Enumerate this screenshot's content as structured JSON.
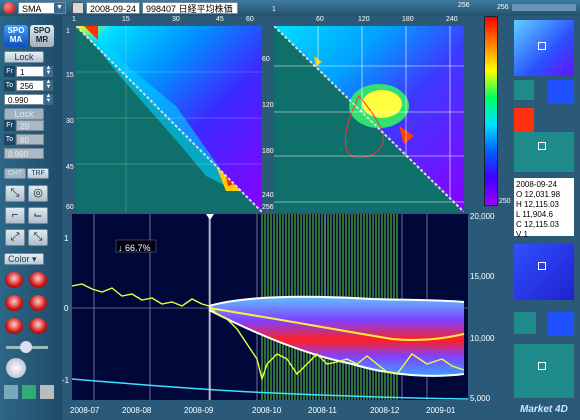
{
  "toolbar": {
    "indicator": "SMA",
    "date": "2008-09-24",
    "code": "998407",
    "name": "日経平均株価"
  },
  "left": {
    "logo1": "SPO MA",
    "logo2": "SPO MR",
    "lock1": "Lock",
    "fr1": "1",
    "to1": "256",
    "val1": "0.990",
    "lock2": "Lock",
    "fr2": "20",
    "to2": "60",
    "val2": "0.990",
    "tab1": "CHT",
    "tab2": "TRF",
    "color_label": "Color"
  },
  "hm1": {
    "top_ticks": [
      "1",
      "15",
      "30",
      "45",
      "60"
    ],
    "left_ticks": [
      "1",
      "15",
      "30",
      "45",
      "60"
    ]
  },
  "hm2": {
    "top_ticks": [
      "1",
      "60",
      "120",
      "180",
      "240",
      "256"
    ],
    "left_ticks": [
      "1",
      "60",
      "120",
      "180",
      "240",
      "256"
    ]
  },
  "colorbar": {
    "max": "256",
    "min": "250"
  },
  "info": {
    "date": "2008-09-24",
    "open": "O  12,031.98",
    "high": "H  12,115.03",
    "low": "L  11,904.6",
    "close": "C  12,115.03",
    "volume": "V  1"
  },
  "main": {
    "marker": "↓ 66.7%",
    "left_axis": [
      "1",
      "0",
      "-1"
    ],
    "right_axis": [
      "20,000",
      "15,000",
      "10,000",
      "5,000"
    ],
    "x_labels": [
      "2008-07",
      "2008-08",
      "2008-09",
      "2008-10",
      "2008-11",
      "2008-12",
      "2009-01"
    ]
  },
  "brand": "Market 4D"
}
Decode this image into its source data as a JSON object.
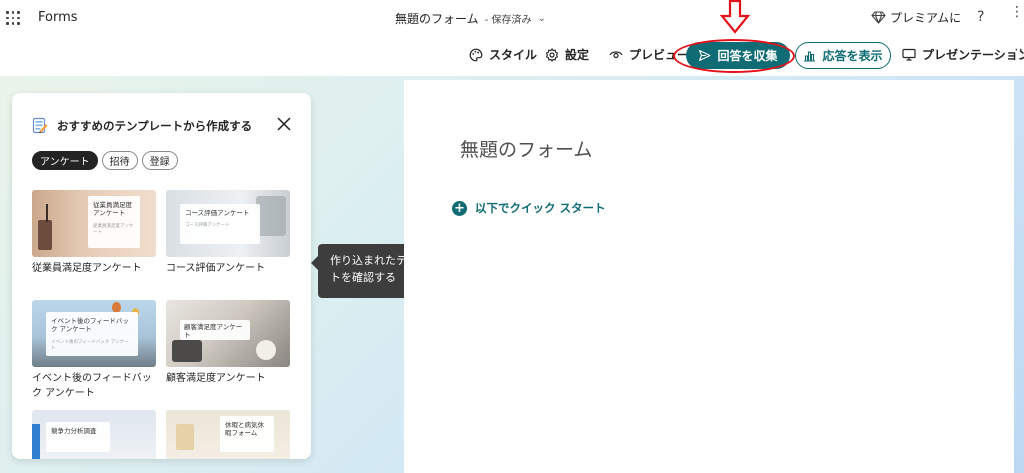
● ● ● ●
## Objective
Every record gets retyped exactly; no picture goes into the copy.

## Result of this task
Enumerate this screenshot's content as structured JSON.
{
  "toolbar": {
    "indicator": "SMA",
    "date": "2008-09-24",
    "code": "998407",
    "name": "日経平均株価"
  },
  "left": {
    "logo1": "SPO MA",
    "logo2": "SPO MR",
    "lock1": "Lock",
    "fr1": "1",
    "to1": "256",
    "val1": "0.990",
    "lock2": "Lock",
    "fr2": "20",
    "to2": "60",
    "val2": "0.990",
    "tab1": "CHT",
    "tab2": "TRF",
    "color_label": "Color"
  },
  "hm1": {
    "top_ticks": [
      "1",
      "15",
      "30",
      "45",
      "60"
    ],
    "left_ticks": [
      "1",
      "15",
      "30",
      "45",
      "60"
    ]
  },
  "hm2": {
    "top_ticks": [
      "1",
      "60",
      "120",
      "180",
      "240",
      "256"
    ],
    "left_ticks": [
      "1",
      "60",
      "120",
      "180",
      "240",
      "256"
    ]
  },
  "colorbar": {
    "max": "256",
    "min": "250"
  },
  "info": {
    "date": "2008-09-24",
    "open": "O  12,031.98",
    "high": "H  12,115.03",
    "low": "L  11,904.6",
    "close": "C  12,115.03",
    "volume": "V  1"
  },
  "main": {
    "marker": "↓ 66.7%",
    "left_axis": [
      "1",
      "0",
      "-1"
    ],
    "right_axis": [
      "20,000",
      "15,000",
      "10,000",
      "5,000"
    ],
    "x_labels": [
      "2008-07",
      "2008-08",
      "2008-09",
      "2008-10",
      "2008-11",
      "2008-12",
      "2009-01"
    ]
  },
  "brand": "Market 4D"
}
Decode this image into its source data as a JSON object.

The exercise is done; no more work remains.